§ **Data entries**
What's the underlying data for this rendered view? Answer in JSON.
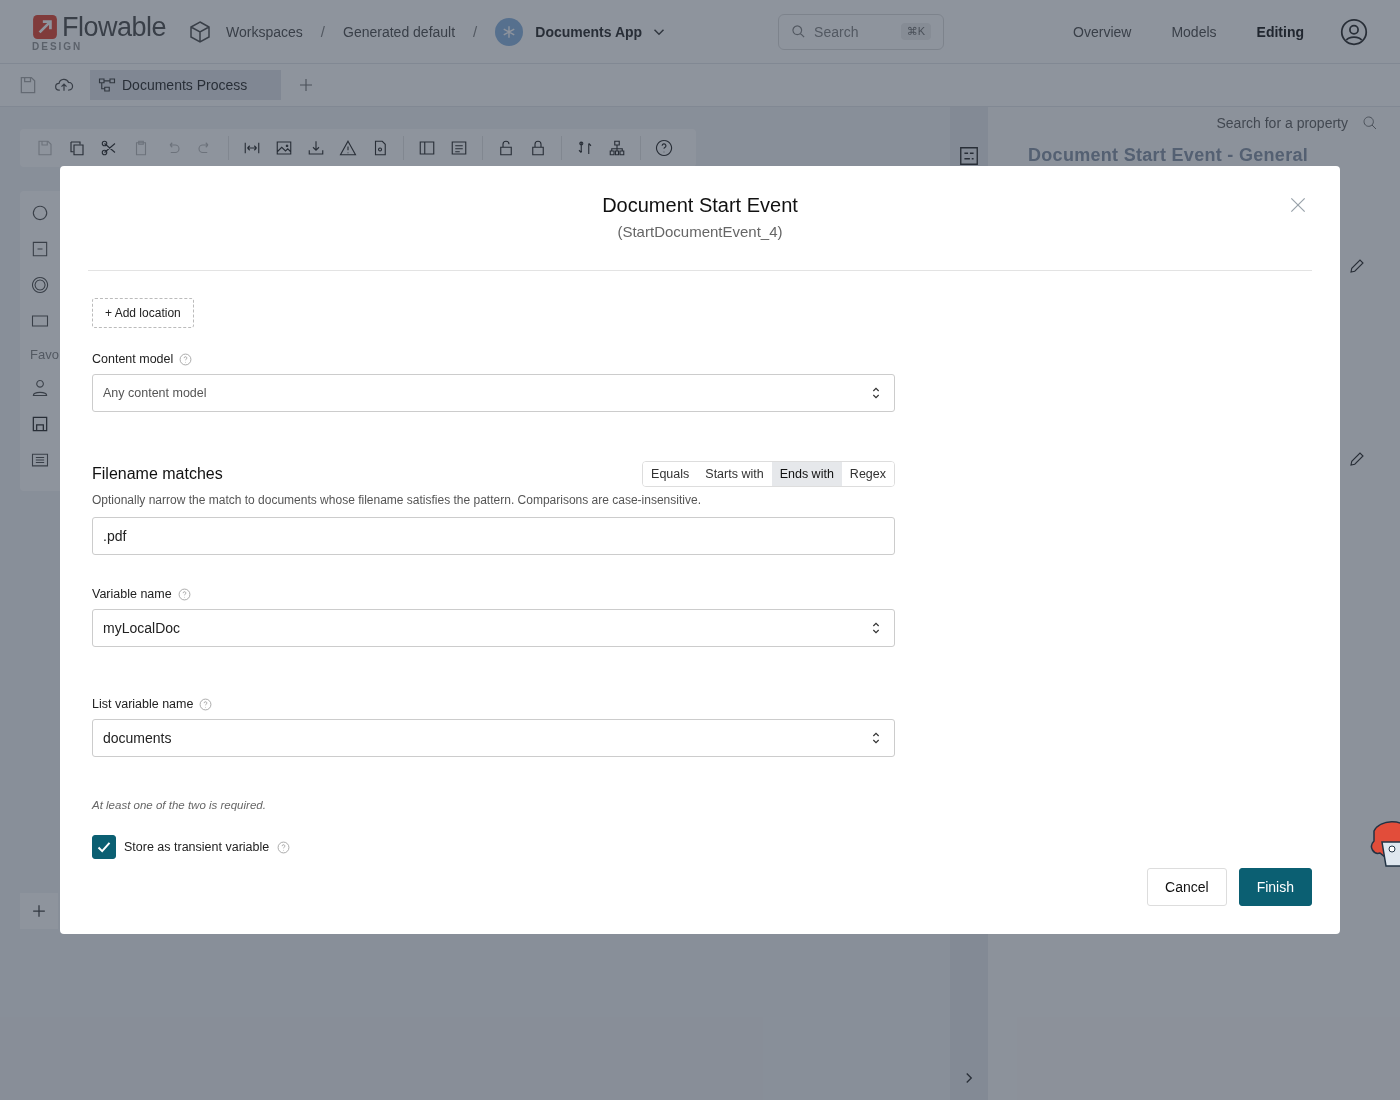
{
  "header": {
    "logo": "Flowable",
    "logo_sub": "DESIGN",
    "breadcrumbs": [
      {
        "label": "Workspaces"
      },
      {
        "separator": "/",
        "label": "Generated default"
      },
      {
        "separator": "/",
        "label": "Documents App"
      }
    ],
    "search": {
      "placeholder": "Search",
      "shortcut": "⌘K"
    },
    "nav": [
      {
        "label": "Overview",
        "selected": false
      },
      {
        "label": "Models",
        "selected": false
      },
      {
        "label": "Editing",
        "selected": true
      }
    ]
  },
  "tabs": [
    {
      "label": "Documents Process",
      "selected": true
    }
  ],
  "palette": {
    "section": "Favo"
  },
  "properties": {
    "search": {
      "placeholder": "Search for a property"
    },
    "title": "Document Start Event - General"
  },
  "dialog": {
    "title": "Document Start Event",
    "subtitle": "(StartDocumentEvent_4)",
    "add_location": "+ Add location",
    "content_model": {
      "label": "Content model",
      "placeholder": "Any content model"
    },
    "filename": {
      "heading": "Filename matches",
      "modes": [
        {
          "label": "Equals",
          "selected": false
        },
        {
          "label": "Starts with",
          "selected": false
        },
        {
          "label": "Ends with",
          "selected": true
        },
        {
          "label": "Regex",
          "selected": false
        }
      ],
      "description": "Optionally narrow the match to documents whose filename satisfies the pattern. Comparisons are case-insensitive.",
      "value": ".pdf"
    },
    "variable_name": {
      "label": "Variable name",
      "value": "myLocalDoc"
    },
    "list_variable_name": {
      "label": "List variable name",
      "value": "documents"
    },
    "hint": "At least one of the two is required.",
    "transient": {
      "label": "Store as transient variable",
      "checked": true
    },
    "buttons": [
      {
        "label": "Cancel",
        "kind": "secondary"
      },
      {
        "label": "Finish",
        "kind": "primary"
      }
    ]
  }
}
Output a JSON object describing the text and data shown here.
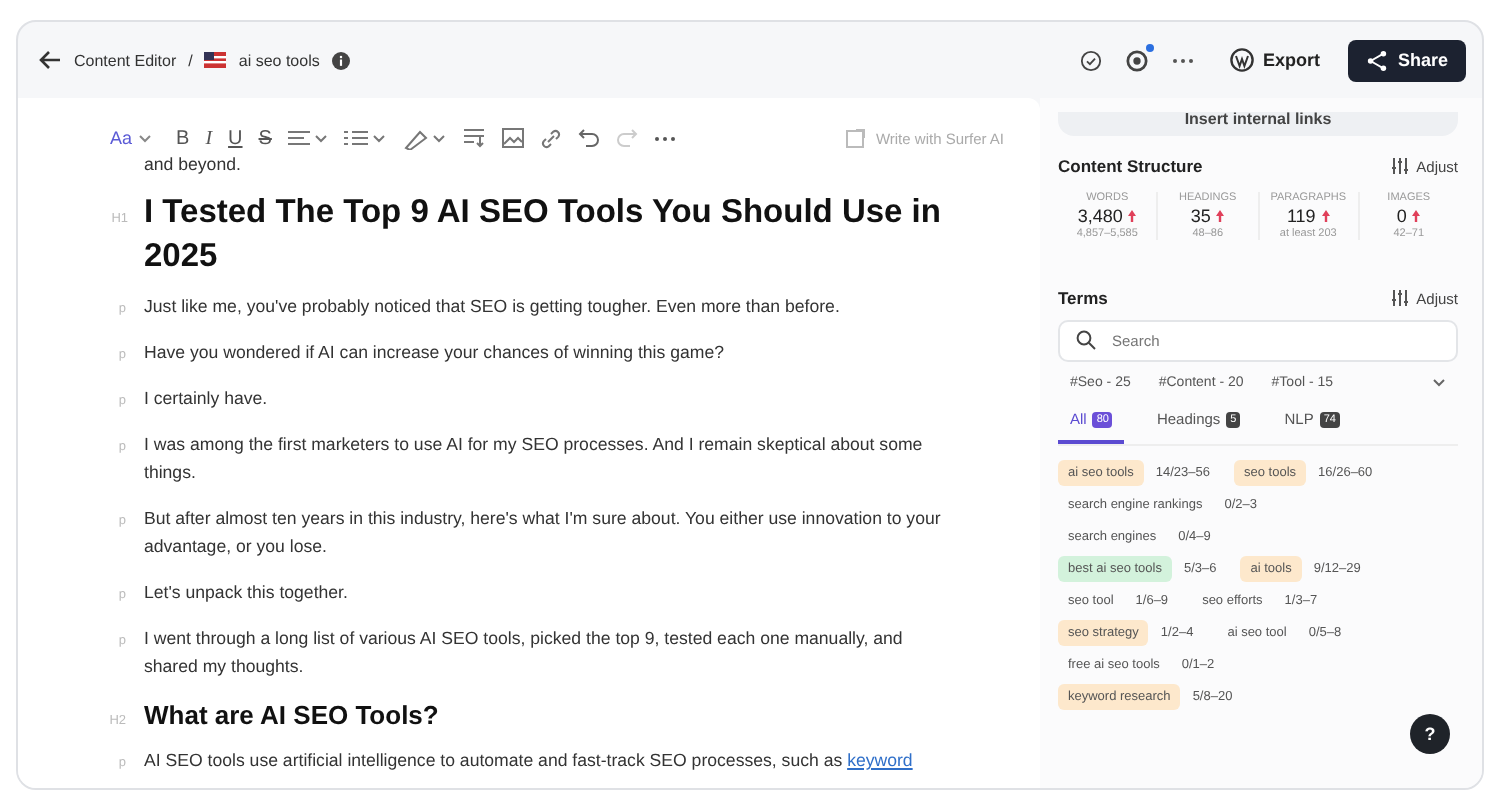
{
  "topbar": {
    "breadcrumb": "Content Editor",
    "separator": "/",
    "document": "ai seo tools",
    "export": "Export",
    "share": "Share",
    "notification": true
  },
  "toolbar": {
    "font": "Aa",
    "format": [
      "B",
      "I",
      "U",
      "S"
    ],
    "ai_button": "Write with Surfer AI"
  },
  "content": [
    {
      "kind": "p",
      "text": "and beyond."
    },
    {
      "kind": "h1",
      "marker": "H1",
      "text": "I Tested The Top 9 AI SEO Tools You Should Use in 2025"
    },
    {
      "kind": "p",
      "marker": "p",
      "text": "Just like me, you've probably noticed that SEO is getting tougher. Even more than before."
    },
    {
      "kind": "p",
      "marker": "p",
      "text": "Have you wondered if AI can increase your chances of winning this game?"
    },
    {
      "kind": "p",
      "marker": "p",
      "text": "I certainly have."
    },
    {
      "kind": "p",
      "marker": "p",
      "text": "I was among the first marketers to use AI for my SEO processes. And I remain skeptical about some things."
    },
    {
      "kind": "p",
      "marker": "p",
      "text": "But after almost ten years in this industry, here's what I'm sure about. You either use innovation to your advantage, or you lose."
    },
    {
      "kind": "p",
      "marker": "p",
      "text": "Let's unpack this together."
    },
    {
      "kind": "p",
      "marker": "p",
      "text": "I went through a long list of various AI SEO tools, picked the top 9, tested each one manually, and shared my thoughts."
    },
    {
      "kind": "h2",
      "marker": "H2",
      "text": "What are AI SEO Tools?"
    },
    {
      "kind": "p",
      "marker": "p",
      "text": "AI SEO tools use artificial intelligence to automate and fast-track SEO processes, such as",
      "link": "keyword"
    }
  ],
  "sidebar": {
    "insert_links": "Insert internal links",
    "structure": {
      "title": "Content Structure",
      "adjust": "Adjust",
      "stats": [
        {
          "label": "WORDS",
          "value": "3,480",
          "range": "4,857–5,585"
        },
        {
          "label": "HEADINGS",
          "value": "35",
          "range": "48–86"
        },
        {
          "label": "PARAGRAPHS",
          "value": "119",
          "range": "at least 203"
        },
        {
          "label": "IMAGES",
          "value": "0",
          "range": "42–71"
        }
      ]
    },
    "terms": {
      "title": "Terms",
      "adjust": "Adjust",
      "search": {
        "placeholder": "Search"
      },
      "filters": [
        "#Seo - 25",
        "#Content - 20",
        "#Tool - 15"
      ],
      "tabs": [
        {
          "label": "All",
          "count": "80",
          "selected": true
        },
        {
          "label": "Headings",
          "count": "5",
          "selected": false
        },
        {
          "label": "NLP",
          "count": "74",
          "selected": false
        }
      ],
      "items": [
        {
          "term": "ai seo tools",
          "usage": "14/23–56",
          "color": "#fde8cc"
        },
        {
          "term": "seo tools",
          "usage": "16/26–60",
          "color": "#fde8cc"
        },
        {
          "term": "search engine rankings",
          "usage": "0/2–3"
        },
        {
          "term": "search engines",
          "usage": "0/4–9"
        },
        {
          "term": "best ai seo tools",
          "usage": "5/3–6",
          "color": "#d3f2dc"
        },
        {
          "term": "ai tools",
          "usage": "9/12–29",
          "color": "#fde8cc"
        },
        {
          "term": "seo tool",
          "usage": "1/6–9"
        },
        {
          "term": "seo efforts",
          "usage": "1/3–7"
        },
        {
          "term": "seo strategy",
          "usage": "1/2–4",
          "color": "#fde8cc"
        },
        {
          "term": "ai seo tool",
          "usage": "0/5–8"
        },
        {
          "term": "free ai seo tools",
          "usage": "0/1–2"
        },
        {
          "term": "keyword research",
          "usage": "5/8–20",
          "color": "#fde8cc"
        }
      ]
    }
  },
  "help_button": "?"
}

§ **The exercise**
Restate each entry word for word, leaving out any pictures.

§ **Expected output**
What's the underlying data for this rendered view? Answer in JSON.
{
  "header": {
    "logo": "Flowable",
    "logo_sub": "DESIGN",
    "breadcrumbs": [
      {
        "label": "Workspaces"
      },
      {
        "separator": "/",
        "label": "Generated default"
      },
      {
        "separator": "/",
        "label": "Documents App"
      }
    ],
    "search": {
      "placeholder": "Search",
      "shortcut": "⌘K"
    },
    "nav": [
      {
        "label": "Overview",
        "selected": false
      },
      {
        "label": "Models",
        "selected": false
      },
      {
        "label": "Editing",
        "selected": true
      }
    ]
  },
  "tabs": [
    {
      "label": "Documents Process",
      "selected": true
    }
  ],
  "palette": {
    "section": "Favo"
  },
  "properties": {
    "search": {
      "placeholder": "Search for a property"
    },
    "title": "Document Start Event - General"
  },
  "dialog": {
    "title": "Document Start Event",
    "subtitle": "(StartDocumentEvent_4)",
    "add_location": "+ Add location",
    "content_model": {
      "label": "Content model",
      "placeholder": "Any content model"
    },
    "filename": {
      "heading": "Filename matches",
      "modes": [
        {
          "label": "Equals",
          "selected": false
        },
        {
          "label": "Starts with",
          "selected": false
        },
        {
          "label": "Ends with",
          "selected": true
        },
        {
          "label": "Regex",
          "selected": false
        }
      ],
      "description": "Optionally narrow the match to documents whose filename satisfies the pattern. Comparisons are case-insensitive.",
      "value": ".pdf"
    },
    "variable_name": {
      "label": "Variable name",
      "value": "myLocalDoc"
    },
    "list_variable_name": {
      "label": "List variable name",
      "value": "documents"
    },
    "hint": "At least one of the two is required.",
    "transient": {
      "label": "Store as transient variable",
      "checked": true
    },
    "buttons": [
      {
        "label": "Cancel",
        "kind": "secondary"
      },
      {
        "label": "Finish",
        "kind": "primary"
      }
    ]
  }
}
Output a JSON object describing the text and data shown here.
{
  "topbar": {
    "breadcrumb": "Content Editor",
    "separator": "/",
    "document": "ai seo tools",
    "export": "Export",
    "share": "Share",
    "notification": true
  },
  "toolbar": {
    "font": "Aa",
    "format": [
      "B",
      "I",
      "U",
      "S"
    ],
    "ai_button": "Write with Surfer AI"
  },
  "content": [
    {
      "kind": "p",
      "text": "and beyond."
    },
    {
      "kind": "h1",
      "marker": "H1",
      "text": "I Tested The Top 9 AI SEO Tools You Should Use in 2025"
    },
    {
      "kind": "p",
      "marker": "p",
      "text": "Just like me, you've probably noticed that SEO is getting tougher. Even more than before."
    },
    {
      "kind": "p",
      "marker": "p",
      "text": "Have you wondered if AI can increase your chances of winning this game?"
    },
    {
      "kind": "p",
      "marker": "p",
      "text": "I certainly have."
    },
    {
      "kind": "p",
      "marker": "p",
      "text": "I was among the first marketers to use AI for my SEO processes. And I remain skeptical about some things."
    },
    {
      "kind": "p",
      "marker": "p",
      "text": "But after almost ten years in this industry, here's what I'm sure about. You either use innovation to your advantage, or you lose."
    },
    {
      "kind": "p",
      "marker": "p",
      "text": "Let's unpack this together."
    },
    {
      "kind": "p",
      "marker": "p",
      "text": "I went through a long list of various AI SEO tools, picked the top 9, tested each one manually, and shared my thoughts."
    },
    {
      "kind": "h2",
      "marker": "H2",
      "text": "What are AI SEO Tools?"
    },
    {
      "kind": "p",
      "marker": "p",
      "text": "AI SEO tools use artificial intelligence to automate and fast-track SEO processes, such as",
      "link": "keyword"
    }
  ],
  "sidebar": {
    "insert_links": "Insert internal links",
    "structure": {
      "title": "Content Structure",
      "adjust": "Adjust",
      "stats": [
        {
          "label": "WORDS",
          "value": "3,480",
          "range": "4,857–5,585"
        },
        {
          "label": "HEADINGS",
          "value": "35",
          "range": "48–86"
        },
        {
          "label": "PARAGRAPHS",
          "value": "119",
          "range": "at least 203"
        },
        {
          "label": "IMAGES",
          "value": "0",
          "range": "42–71"
        }
      ]
    },
    "terms": {
      "title": "Terms",
      "adjust": "Adjust",
      "search": {
        "placeholder": "Search"
      },
      "filters": [
        "#Seo - 25",
        "#Content - 20",
        "#Tool - 15"
      ],
      "tabs": [
        {
          "label": "All",
          "count": "80",
          "selected": true
        },
        {
          "label": "Headings",
          "count": "5",
          "selected": false
        },
        {
          "label": "NLP",
          "count": "74",
          "selected": false
        }
      ],
      "items": [
        {
          "term": "ai seo tools",
          "usage": "14/23–56",
          "color": "#fde8cc"
        },
        {
          "term": "seo tools",
          "usage": "16/26–60",
          "color": "#fde8cc"
        },
        {
          "term": "search engine rankings",
          "usage": "0/2–3"
        },
        {
          "term": "search engines",
          "usage": "0/4–9"
        },
        {
          "term": "best ai seo tools",
          "usage": "5/3–6",
          "color": "#d3f2dc"
        },
        {
          "term": "ai tools",
          "usage": "9/12–29",
          "color": "#fde8cc"
        },
        {
          "term": "seo tool",
          "usage": "1/6–9"
        },
        {
          "term": "seo efforts",
          "usage": "1/3–7"
        },
        {
          "term": "seo strategy",
          "usage": "1/2–4",
          "color": "#fde8cc"
        },
        {
          "term": "ai seo tool",
          "usage": "0/5–8"
        },
        {
          "term": "free ai seo tools",
          "usage": "0/1–2"
        },
        {
          "term": "keyword research",
          "usage": "5/8–20",
          "color": "#fde8cc"
        }
      ]
    }
  },
  "help_button": "?"
}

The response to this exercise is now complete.